What you have to do: Scan the records and identify every line in which the string "activity" occurs, then return those lines.

Extracted data:
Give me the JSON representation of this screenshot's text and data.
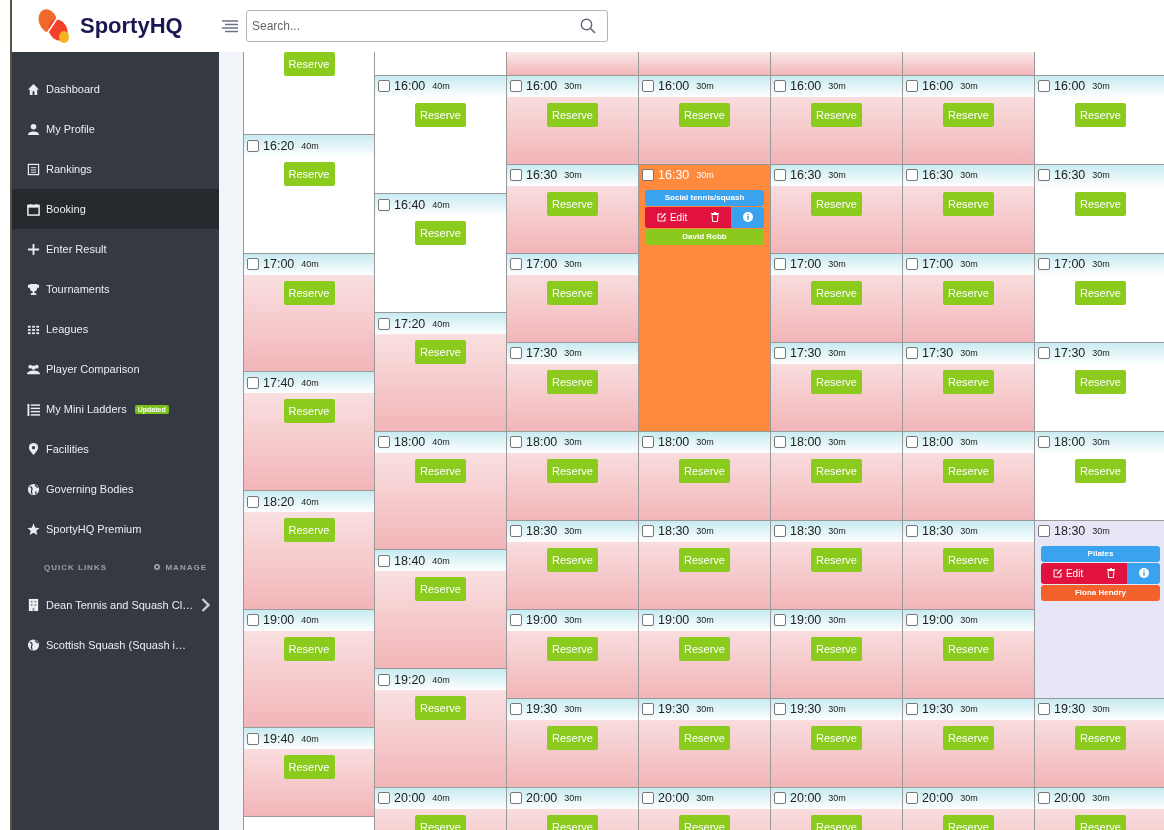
{
  "brand": {
    "name": "SportyHQ"
  },
  "search": {
    "placeholder": "Search..."
  },
  "sidebar": {
    "items": [
      {
        "label": "Dashboard",
        "selected": false
      },
      {
        "label": "My Profile",
        "selected": false
      },
      {
        "label": "Rankings",
        "selected": false
      },
      {
        "label": "Booking",
        "selected": true
      },
      {
        "label": "Enter Result",
        "selected": false
      },
      {
        "label": "Tournaments",
        "selected": false
      },
      {
        "label": "Leagues",
        "selected": false
      },
      {
        "label": "Player Comparison",
        "selected": false
      },
      {
        "label": "My Mini Ladders",
        "selected": false,
        "badge": "Updated"
      },
      {
        "label": "Facilities",
        "selected": false
      },
      {
        "label": "Governing Bodies",
        "selected": false
      },
      {
        "label": "SportyHQ Premium",
        "selected": false
      }
    ],
    "quick_links_heading": "QUICK LINKS",
    "manage_link": "MANAGE",
    "quick_links": [
      {
        "label": "Dean Tennis and Squash Cl…",
        "expandable": true
      },
      {
        "label": "Scottish Squash (Squash i…",
        "expandable": false
      }
    ]
  },
  "schedule": {
    "columns": [
      {
        "top": {
          "kind": "offpeak",
          "button": "Reserve"
        },
        "cells": [
          {
            "time": "16:20",
            "duration": "40m",
            "kind": "offpeak",
            "checked": false,
            "button": "Reserve"
          },
          {
            "time": "17:00",
            "duration": "40m",
            "kind": "peak",
            "checked": false,
            "button": "Reserve"
          },
          {
            "time": "17:40",
            "duration": "40m",
            "kind": "peak",
            "checked": false,
            "button": "Reserve"
          },
          {
            "time": "18:20",
            "duration": "40m",
            "kind": "peak",
            "checked": false,
            "button": "Reserve"
          },
          {
            "time": "19:00",
            "duration": "40m",
            "kind": "peak",
            "checked": false,
            "button": "Reserve"
          },
          {
            "time": "19:40",
            "duration": "40m",
            "kind": "peak",
            "checked": false,
            "button": "Reserve"
          }
        ]
      },
      {
        "top": {
          "kind": "offpeak"
        },
        "cells": [
          {
            "time": "16:00",
            "duration": "40m",
            "kind": "offpeak",
            "checked": false,
            "button": "Reserve"
          },
          {
            "time": "16:40",
            "duration": "40m",
            "kind": "offpeak",
            "checked": false,
            "button": "Reserve"
          },
          {
            "time": "17:20",
            "duration": "40m",
            "kind": "peak",
            "checked": false,
            "button": "Reserve"
          },
          {
            "time": "18:00",
            "duration": "40m",
            "kind": "peak",
            "checked": false,
            "button": "Reserve"
          },
          {
            "time": "18:40",
            "duration": "40m",
            "kind": "peak",
            "checked": false,
            "button": "Reserve"
          },
          {
            "time": "19:20",
            "duration": "40m",
            "kind": "peak",
            "checked": false,
            "button": "Reserve"
          },
          {
            "time": "20:00",
            "duration": "40m",
            "kind": "peak",
            "checked": false,
            "button": "Reserve"
          }
        ]
      },
      {
        "top": {
          "kind": "peak"
        },
        "cells": [
          {
            "time": "16:00",
            "duration": "30m",
            "kind": "peak",
            "checked": false,
            "button": "Reserve"
          },
          {
            "time": "16:30",
            "duration": "30m",
            "kind": "peak",
            "checked": false,
            "button": "Reserve"
          },
          {
            "time": "17:00",
            "duration": "30m",
            "kind": "peak",
            "checked": false,
            "button": "Reserve"
          },
          {
            "time": "17:30",
            "duration": "30m",
            "kind": "peak",
            "checked": false,
            "button": "Reserve"
          },
          {
            "time": "18:00",
            "duration": "30m",
            "kind": "peak",
            "checked": false,
            "button": "Reserve"
          },
          {
            "time": "18:30",
            "duration": "30m",
            "kind": "peak",
            "checked": false,
            "button": "Reserve"
          },
          {
            "time": "19:00",
            "duration": "30m",
            "kind": "peak",
            "checked": false,
            "button": "Reserve"
          },
          {
            "time": "19:30",
            "duration": "30m",
            "kind": "peak",
            "checked": false,
            "button": "Reserve"
          },
          {
            "time": "20:00",
            "duration": "30m",
            "kind": "peak",
            "checked": false,
            "button": "Reserve"
          }
        ]
      },
      {
        "top": {
          "kind": "peak"
        },
        "cells": [
          {
            "time": "16:00",
            "duration": "30m",
            "kind": "peak",
            "checked": false,
            "button": "Reserve"
          },
          {
            "time": "16:30",
            "duration": "30m",
            "kind": "booked",
            "color": "#ff8a3d",
            "checked": false,
            "activity": "Social tennis/squash",
            "edit": "Edit",
            "player": {
              "name": "David Robb",
              "color": "#8cc91f"
            }
          },
          {
            "time": "18:00",
            "duration": "30m",
            "kind": "peak",
            "checked": false,
            "button": "Reserve"
          },
          {
            "time": "18:30",
            "duration": "30m",
            "kind": "peak",
            "checked": false,
            "button": "Reserve"
          },
          {
            "time": "19:00",
            "duration": "30m",
            "kind": "peak",
            "checked": false,
            "button": "Reserve"
          },
          {
            "time": "19:30",
            "duration": "30m",
            "kind": "peak",
            "checked": false,
            "button": "Reserve"
          },
          {
            "time": "20:00",
            "duration": "30m",
            "kind": "peak",
            "checked": false,
            "button": "Reserve"
          }
        ]
      },
      {
        "top": {
          "kind": "peak"
        },
        "cells": [
          {
            "time": "16:00",
            "duration": "30m",
            "kind": "peak",
            "checked": false,
            "button": "Reserve"
          },
          {
            "time": "16:30",
            "duration": "30m",
            "kind": "peak",
            "checked": false,
            "button": "Reserve"
          },
          {
            "time": "17:00",
            "duration": "30m",
            "kind": "peak",
            "checked": false,
            "button": "Reserve"
          },
          {
            "time": "17:30",
            "duration": "30m",
            "kind": "peak",
            "checked": false,
            "button": "Reserve"
          },
          {
            "time": "18:00",
            "duration": "30m",
            "kind": "peak",
            "checked": false,
            "button": "Reserve"
          },
          {
            "time": "18:30",
            "duration": "30m",
            "kind": "peak",
            "checked": false,
            "button": "Reserve"
          },
          {
            "time": "19:00",
            "duration": "30m",
            "kind": "peak",
            "checked": false,
            "button": "Reserve"
          },
          {
            "time": "19:30",
            "duration": "30m",
            "kind": "peak",
            "checked": false,
            "button": "Reserve"
          },
          {
            "time": "20:00",
            "duration": "30m",
            "kind": "peak",
            "checked": false,
            "button": "Reserve"
          }
        ]
      },
      {
        "top": {
          "kind": "peak"
        },
        "cells": [
          {
            "time": "16:00",
            "duration": "30m",
            "kind": "peak",
            "checked": false,
            "button": "Reserve"
          },
          {
            "time": "16:30",
            "duration": "30m",
            "kind": "peak",
            "checked": false,
            "button": "Reserve"
          },
          {
            "time": "17:00",
            "duration": "30m",
            "kind": "peak",
            "checked": false,
            "button": "Reserve"
          },
          {
            "time": "17:30",
            "duration": "30m",
            "kind": "peak",
            "checked": false,
            "button": "Reserve"
          },
          {
            "time": "18:00",
            "duration": "30m",
            "kind": "peak",
            "checked": false,
            "button": "Reserve"
          },
          {
            "time": "18:30",
            "duration": "30m",
            "kind": "peak",
            "checked": false,
            "button": "Reserve"
          },
          {
            "time": "19:00",
            "duration": "30m",
            "kind": "peak",
            "checked": false,
            "button": "Reserve"
          },
          {
            "time": "19:30",
            "duration": "30m",
            "kind": "peak",
            "checked": false,
            "button": "Reserve"
          },
          {
            "time": "20:00",
            "duration": "30m",
            "kind": "peak",
            "checked": false,
            "button": "Reserve"
          }
        ]
      },
      {
        "top": {
          "kind": "offpeak"
        },
        "cells": [
          {
            "time": "16:00",
            "duration": "30m",
            "kind": "offpeak",
            "checked": false,
            "button": "Reserve"
          },
          {
            "time": "16:30",
            "duration": "30m",
            "kind": "offpeak",
            "checked": false,
            "button": "Reserve"
          },
          {
            "time": "17:00",
            "duration": "30m",
            "kind": "offpeak",
            "checked": false,
            "button": "Reserve"
          },
          {
            "time": "17:30",
            "duration": "30m",
            "kind": "offpeak",
            "checked": false,
            "button": "Reserve"
          },
          {
            "time": "18:00",
            "duration": "30m",
            "kind": "offpeak",
            "checked": false,
            "button": "Reserve"
          },
          {
            "time": "18:30",
            "duration": "30m",
            "kind": "booked",
            "color": "#e6e6f6",
            "checked": false,
            "activity": "Pilates",
            "edit": "Edit",
            "player": {
              "name": "Fiona Hendry",
              "color": "#f2622a"
            }
          },
          {
            "time": "19:30",
            "duration": "30m",
            "kind": "peak",
            "checked": false,
            "button": "Reserve"
          },
          {
            "time": "20:00",
            "duration": "30m",
            "kind": "peak",
            "checked": false,
            "button": "Reserve"
          }
        ]
      }
    ]
  }
}
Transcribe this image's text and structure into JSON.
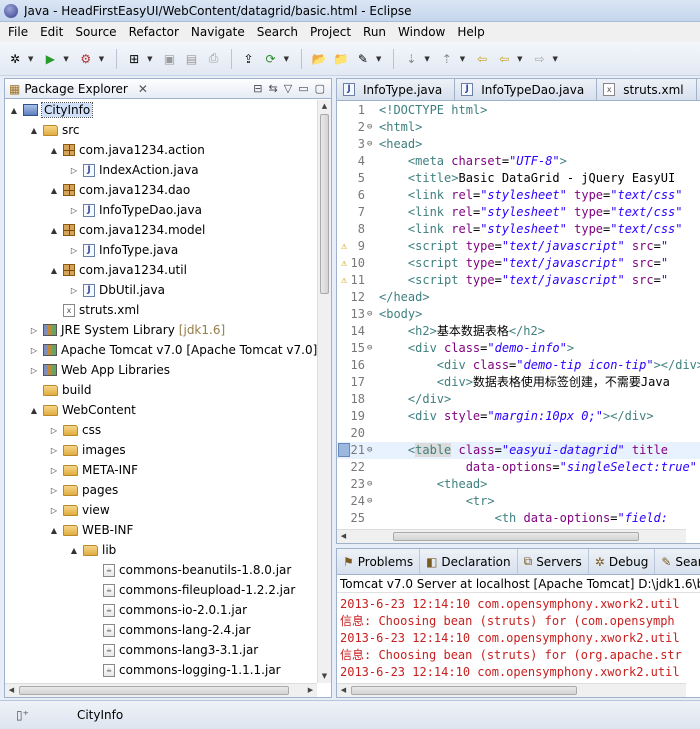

Final answer:
            "activity": "Social tennis/squash",
            "activity": "Pilates",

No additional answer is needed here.